§ STATED PROBLEM:
Restate the entries word for word, omitting nothing.

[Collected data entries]
--------------------

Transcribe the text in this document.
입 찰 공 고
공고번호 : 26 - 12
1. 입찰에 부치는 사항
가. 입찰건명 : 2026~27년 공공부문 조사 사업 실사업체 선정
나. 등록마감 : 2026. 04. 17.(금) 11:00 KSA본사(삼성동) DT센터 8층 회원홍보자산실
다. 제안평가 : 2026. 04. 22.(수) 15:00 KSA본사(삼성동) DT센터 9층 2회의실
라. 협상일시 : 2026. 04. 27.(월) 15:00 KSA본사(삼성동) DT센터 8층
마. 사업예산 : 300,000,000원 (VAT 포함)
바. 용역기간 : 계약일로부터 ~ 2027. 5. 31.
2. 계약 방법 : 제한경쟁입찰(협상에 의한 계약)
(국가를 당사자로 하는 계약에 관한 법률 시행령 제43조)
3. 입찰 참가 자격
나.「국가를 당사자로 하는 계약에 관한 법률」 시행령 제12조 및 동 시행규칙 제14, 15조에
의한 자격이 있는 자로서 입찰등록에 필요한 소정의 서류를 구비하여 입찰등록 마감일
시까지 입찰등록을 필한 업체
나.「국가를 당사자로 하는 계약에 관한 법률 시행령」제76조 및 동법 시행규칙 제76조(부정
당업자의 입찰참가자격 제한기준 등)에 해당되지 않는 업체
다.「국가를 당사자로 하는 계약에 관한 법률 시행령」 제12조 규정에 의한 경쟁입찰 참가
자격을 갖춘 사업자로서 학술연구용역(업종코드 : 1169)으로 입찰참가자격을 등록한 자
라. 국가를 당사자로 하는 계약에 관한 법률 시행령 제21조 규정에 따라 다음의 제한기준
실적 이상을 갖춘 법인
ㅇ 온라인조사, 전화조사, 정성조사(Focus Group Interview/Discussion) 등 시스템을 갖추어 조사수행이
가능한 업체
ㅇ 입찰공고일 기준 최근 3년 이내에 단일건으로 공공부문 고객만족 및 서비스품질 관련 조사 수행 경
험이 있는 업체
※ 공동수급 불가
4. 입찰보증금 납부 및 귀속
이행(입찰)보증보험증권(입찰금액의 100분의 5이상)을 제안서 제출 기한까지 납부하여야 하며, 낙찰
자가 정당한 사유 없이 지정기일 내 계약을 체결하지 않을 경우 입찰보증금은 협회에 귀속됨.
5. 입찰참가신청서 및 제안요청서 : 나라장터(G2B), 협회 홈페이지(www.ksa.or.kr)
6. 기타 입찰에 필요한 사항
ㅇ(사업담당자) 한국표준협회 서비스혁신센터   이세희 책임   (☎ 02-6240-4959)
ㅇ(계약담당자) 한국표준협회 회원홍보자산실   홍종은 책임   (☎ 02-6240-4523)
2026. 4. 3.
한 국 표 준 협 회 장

--------------------

§ ANSWER FOR THE TASK:
Transcribe the text in this document.
입 찰 공 고
공고번호 : 26 - 12
1. 입찰에 부치는 사항
가. 입찰건명 : 2026~27년 공공부문 조사 사업 실사업체 선정
나. 등록마감 : 2026. 04. 17.(금) 11:00 KSA본사(삼성동) DT센터 8층 회원홍보자산실
다. 제안평가 : 2026. 04. 22.(수) 15:00 KSA본사(삼성동) DT센터 9층 2회의실
라. 협상일시 : 2026. 04. 27.(월) 15:00 KSA본사(삼성동) DT센터 8층
마. 사업예산 : 300,000,000원 (VAT 포함)
바. 용역기간 : 계약일로부터 ~ 2027. 5. 31.
2. 계약 방법 : 제한경쟁입찰(협상에 의한 계약)
(국가를 당사자로 하는 계약에 관한 법률 시행령 제43조)
3. 입찰 참가 자격
나.「국가를 당사자로 하는 계약에 관한 법률」 시행령 제12조 및 동 시행규칙 제14, 15조에
의한 자격이 있는 자로서 입찰등록에 필요한 소정의 서류를 구비하여 입찰등록 마감일
시까지 입찰등록을 필한 업체
나.「국가를 당사자로 하는 계약에 관한 법률 시행령」제76조 및 동법 시행규칙 제76조(부정
당업자의 입찰참가자격 제한기준 등)에 해당되지 않는 업체
다.「국가를 당사자로 하는 계약에 관한 법률 시행령」 제12조 규정에 의한 경쟁입찰 참가
자격을 갖춘 사업자로서 학술연구용역(업종코드 : 1169)으로 입찰참가자격을 등록한 자
라. 국가를 당사자로 하는 계약에 관한 법률 시행령 제21조 규정에 따라 다음의 제한기준
실적 이상을 갖춘 법인
ㅇ 온라인조사, 전화조사, 정성조사(Focus Group Interview/Discussion) 등 시스템을 갖추어 조사수행이
가능한 업체
ㅇ 입찰공고일 기준 최근 3년 이내에 단일건으로 공공부문 고객만족 및 서비스품질 관련 조사 수행 경
험이 있는 업체
※ 공동수급 불가
4. 입찰보증금 납부 및 귀속
이행(입찰)보증보험증권(입찰금액의 100분의 5이상)을 제안서 제출 기한까지 납부하여야 하며, 낙찰
자가 정당한 사유 없이 지정기일 내 계약을 체결하지 않을 경우 입찰보증금은 협회에 귀속됨.
5. 입찰참가신청서 및 제안요청서 : 나라장터(G2B), 협회 홈페이지(www.ksa.or.kr)
6. 기타 입찰에 필요한 사항
ㅇ(사업담당자) 한국표준협회 서비스혁신센터   이세희 책임   (☎ 02-6240-4959)
ㅇ(계약담당자) 한국표준협회 회원홍보자산실   홍종은 책임   (☎ 02-6240-4523)
2026. 4. 3.
한 국 표 준 협 회 장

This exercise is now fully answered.